EXERCISE
Drop the images; return everything else in the listing below exactly.

PROVIDED DATA
____________
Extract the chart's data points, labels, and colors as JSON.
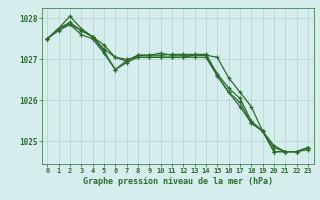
{
  "x": [
    0,
    1,
    2,
    3,
    4,
    5,
    6,
    7,
    8,
    9,
    10,
    11,
    12,
    13,
    14,
    15,
    16,
    17,
    18,
    19,
    20,
    21,
    22,
    23
  ],
  "line1": [
    1027.5,
    1027.7,
    1027.85,
    1027.7,
    1027.55,
    1027.25,
    1027.05,
    1027.0,
    1027.05,
    1027.05,
    1027.05,
    1027.05,
    1027.05,
    1027.1,
    1027.1,
    1026.6,
    1026.2,
    1025.85,
    1025.45,
    1025.25,
    1024.75,
    1024.75,
    1024.75,
    1024.85
  ],
  "line2": [
    1027.5,
    1027.75,
    1028.05,
    1027.75,
    1027.55,
    1027.2,
    1026.75,
    1026.97,
    1027.1,
    1027.1,
    1027.15,
    1027.1,
    1027.1,
    1027.1,
    1027.1,
    1027.05,
    1026.55,
    1026.2,
    1025.85,
    1025.25,
    1024.9,
    1024.75,
    1024.75,
    1024.85
  ],
  "line3": [
    1027.5,
    1027.75,
    1027.85,
    1027.6,
    1027.5,
    1027.15,
    1026.75,
    1026.92,
    1027.05,
    1027.05,
    1027.05,
    1027.05,
    1027.05,
    1027.05,
    1027.05,
    1026.6,
    1026.2,
    1025.95,
    1025.45,
    1025.25,
    1024.75,
    1024.75,
    1024.75,
    1024.85
  ],
  "line4": [
    1027.5,
    1027.75,
    1027.9,
    1027.7,
    1027.55,
    1027.35,
    1027.05,
    1026.95,
    1027.1,
    1027.1,
    1027.1,
    1027.12,
    1027.12,
    1027.12,
    1027.12,
    1026.65,
    1026.3,
    1026.05,
    1025.5,
    1025.25,
    1024.85,
    1024.75,
    1024.75,
    1024.8
  ],
  "bg_color": "#d5eeed",
  "grid_color": "#aed4d2",
  "line_color": "#2d6b2d",
  "xlabel": "Graphe pression niveau de la mer (hPa)",
  "ylim": [
    1024.45,
    1028.25
  ],
  "yticks": [
    1025,
    1026,
    1027,
    1028
  ],
  "xticks": [
    0,
    1,
    2,
    3,
    4,
    5,
    6,
    7,
    8,
    9,
    10,
    11,
    12,
    13,
    14,
    15,
    16,
    17,
    18,
    19,
    20,
    21,
    22,
    23
  ]
}
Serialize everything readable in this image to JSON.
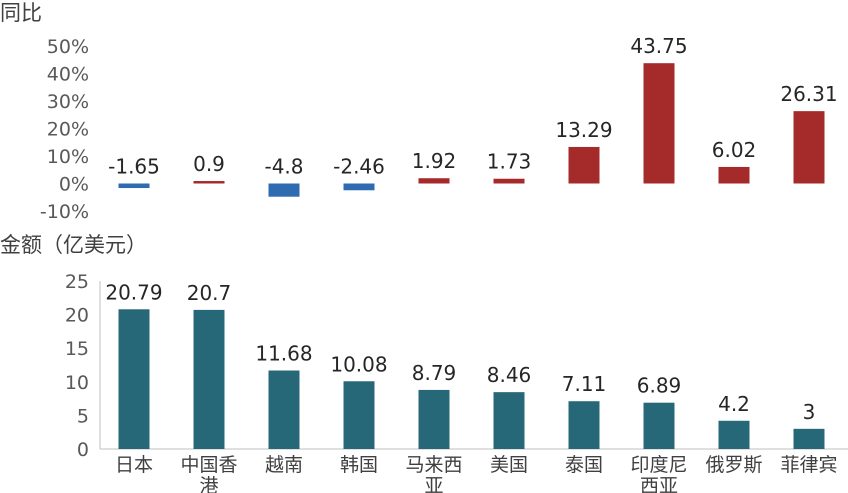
{
  "chart_data": [
    {
      "type": "bar",
      "ylabel": "同比",
      "categories": [
        "日本",
        "中国香港",
        "越南",
        "韩国",
        "马来西亚",
        "美国",
        "泰国",
        "印度尼西亚",
        "俄罗斯",
        "菲律宾"
      ],
      "values": [
        -1.65,
        0.9,
        -4.8,
        -2.46,
        1.92,
        1.73,
        13.29,
        43.75,
        6.02,
        26.31
      ],
      "value_labels": [
        "-1.65",
        "0.9",
        "-4.8",
        "-2.46",
        "1.92",
        "1.73",
        "13.29",
        "43.75",
        "6.02",
        "26.31"
      ],
      "yticks": [
        "50%",
        "40%",
        "30%",
        "20%",
        "10%",
        "0%",
        "-10%"
      ],
      "ylim": [
        -10,
        50
      ],
      "colors": {
        "negative": "#2e6bb0",
        "positive": "#a52a2a"
      }
    },
    {
      "type": "bar",
      "ylabel": "金额（亿美元）",
      "categories": [
        "日本",
        "中国香港",
        "越南",
        "韩国",
        "马来西亚",
        "美国",
        "泰国",
        "印度尼西亚",
        "俄罗斯",
        "菲律宾"
      ],
      "category_lines": [
        [
          "日本"
        ],
        [
          "中国香",
          "港"
        ],
        [
          "越南"
        ],
        [
          "韩国"
        ],
        [
          "马来西",
          "亚"
        ],
        [
          "美国"
        ],
        [
          "泰国"
        ],
        [
          "印度尼",
          "西亚"
        ],
        [
          "俄罗斯"
        ],
        [
          "菲律宾"
        ]
      ],
      "values": [
        20.79,
        20.7,
        11.68,
        10.08,
        8.79,
        8.46,
        7.11,
        6.89,
        4.2,
        3
      ],
      "value_labels": [
        "20.79",
        "20.7",
        "11.68",
        "10.08",
        "8.79",
        "8.46",
        "7.11",
        "6.89",
        "4.2",
        "3"
      ],
      "yticks": [
        "25",
        "20",
        "15",
        "10",
        "5",
        "0"
      ],
      "ylim": [
        0,
        25
      ],
      "colors": {
        "bar": "#276878"
      }
    }
  ]
}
____________
COMPLETED TASK
Extract the chart's data points, labels, and colors as JSON.
{
  "x": [
    0,
    1,
    2,
    3,
    4,
    5,
    6,
    7,
    8,
    9,
    10,
    11,
    12,
    13,
    14,
    15,
    16,
    17,
    18,
    19,
    20,
    21,
    22,
    23
  ],
  "line1": [
    1027.5,
    1027.7,
    1027.85,
    1027.7,
    1027.55,
    1027.25,
    1027.05,
    1027.0,
    1027.05,
    1027.05,
    1027.05,
    1027.05,
    1027.05,
    1027.1,
    1027.1,
    1026.6,
    1026.2,
    1025.85,
    1025.45,
    1025.25,
    1024.75,
    1024.75,
    1024.75,
    1024.85
  ],
  "line2": [
    1027.5,
    1027.75,
    1028.05,
    1027.75,
    1027.55,
    1027.2,
    1026.75,
    1026.97,
    1027.1,
    1027.1,
    1027.15,
    1027.1,
    1027.1,
    1027.1,
    1027.1,
    1027.05,
    1026.55,
    1026.2,
    1025.85,
    1025.25,
    1024.9,
    1024.75,
    1024.75,
    1024.85
  ],
  "line3": [
    1027.5,
    1027.75,
    1027.85,
    1027.6,
    1027.5,
    1027.15,
    1026.75,
    1026.92,
    1027.05,
    1027.05,
    1027.05,
    1027.05,
    1027.05,
    1027.05,
    1027.05,
    1026.6,
    1026.2,
    1025.95,
    1025.45,
    1025.25,
    1024.75,
    1024.75,
    1024.75,
    1024.85
  ],
  "line4": [
    1027.5,
    1027.75,
    1027.9,
    1027.7,
    1027.55,
    1027.35,
    1027.05,
    1026.95,
    1027.1,
    1027.1,
    1027.1,
    1027.12,
    1027.12,
    1027.12,
    1027.12,
    1026.65,
    1026.3,
    1026.05,
    1025.5,
    1025.25,
    1024.85,
    1024.75,
    1024.75,
    1024.8
  ],
  "bg_color": "#d5eeed",
  "grid_color": "#aed4d2",
  "line_color": "#2d6b2d",
  "xlabel": "Graphe pression niveau de la mer (hPa)",
  "ylim": [
    1024.45,
    1028.25
  ],
  "yticks": [
    1025,
    1026,
    1027,
    1028
  ],
  "xticks": [
    0,
    1,
    2,
    3,
    4,
    5,
    6,
    7,
    8,
    9,
    10,
    11,
    12,
    13,
    14,
    15,
    16,
    17,
    18,
    19,
    20,
    21,
    22,
    23
  ]
}
Serialize everything readable in this image to JSON.
{
  "chart_data": [
    {
      "type": "bar",
      "ylabel": "同比",
      "categories": [
        "日本",
        "中国香港",
        "越南",
        "韩国",
        "马来西亚",
        "美国",
        "泰国",
        "印度尼西亚",
        "俄罗斯",
        "菲律宾"
      ],
      "values": [
        -1.65,
        0.9,
        -4.8,
        -2.46,
        1.92,
        1.73,
        13.29,
        43.75,
        6.02,
        26.31
      ],
      "value_labels": [
        "-1.65",
        "0.9",
        "-4.8",
        "-2.46",
        "1.92",
        "1.73",
        "13.29",
        "43.75",
        "6.02",
        "26.31"
      ],
      "yticks": [
        "50%",
        "40%",
        "30%",
        "20%",
        "10%",
        "0%",
        "-10%"
      ],
      "ylim": [
        -10,
        50
      ],
      "colors": {
        "negative": "#2e6bb0",
        "positive": "#a52a2a"
      }
    },
    {
      "type": "bar",
      "ylabel": "金额（亿美元）",
      "categories": [
        "日本",
        "中国香港",
        "越南",
        "韩国",
        "马来西亚",
        "美国",
        "泰国",
        "印度尼西亚",
        "俄罗斯",
        "菲律宾"
      ],
      "category_lines": [
        [
          "日本"
        ],
        [
          "中国香",
          "港"
        ],
        [
          "越南"
        ],
        [
          "韩国"
        ],
        [
          "马来西",
          "亚"
        ],
        [
          "美国"
        ],
        [
          "泰国"
        ],
        [
          "印度尼",
          "西亚"
        ],
        [
          "俄罗斯"
        ],
        [
          "菲律宾"
        ]
      ],
      "values": [
        20.79,
        20.7,
        11.68,
        10.08,
        8.79,
        8.46,
        7.11,
        6.89,
        4.2,
        3
      ],
      "value_labels": [
        "20.79",
        "20.7",
        "11.68",
        "10.08",
        "8.79",
        "8.46",
        "7.11",
        "6.89",
        "4.2",
        "3"
      ],
      "yticks": [
        "25",
        "20",
        "15",
        "10",
        "5",
        "0"
      ],
      "ylim": [
        0,
        25
      ],
      "colors": {
        "bar": "#276878"
      }
    }
  ]
}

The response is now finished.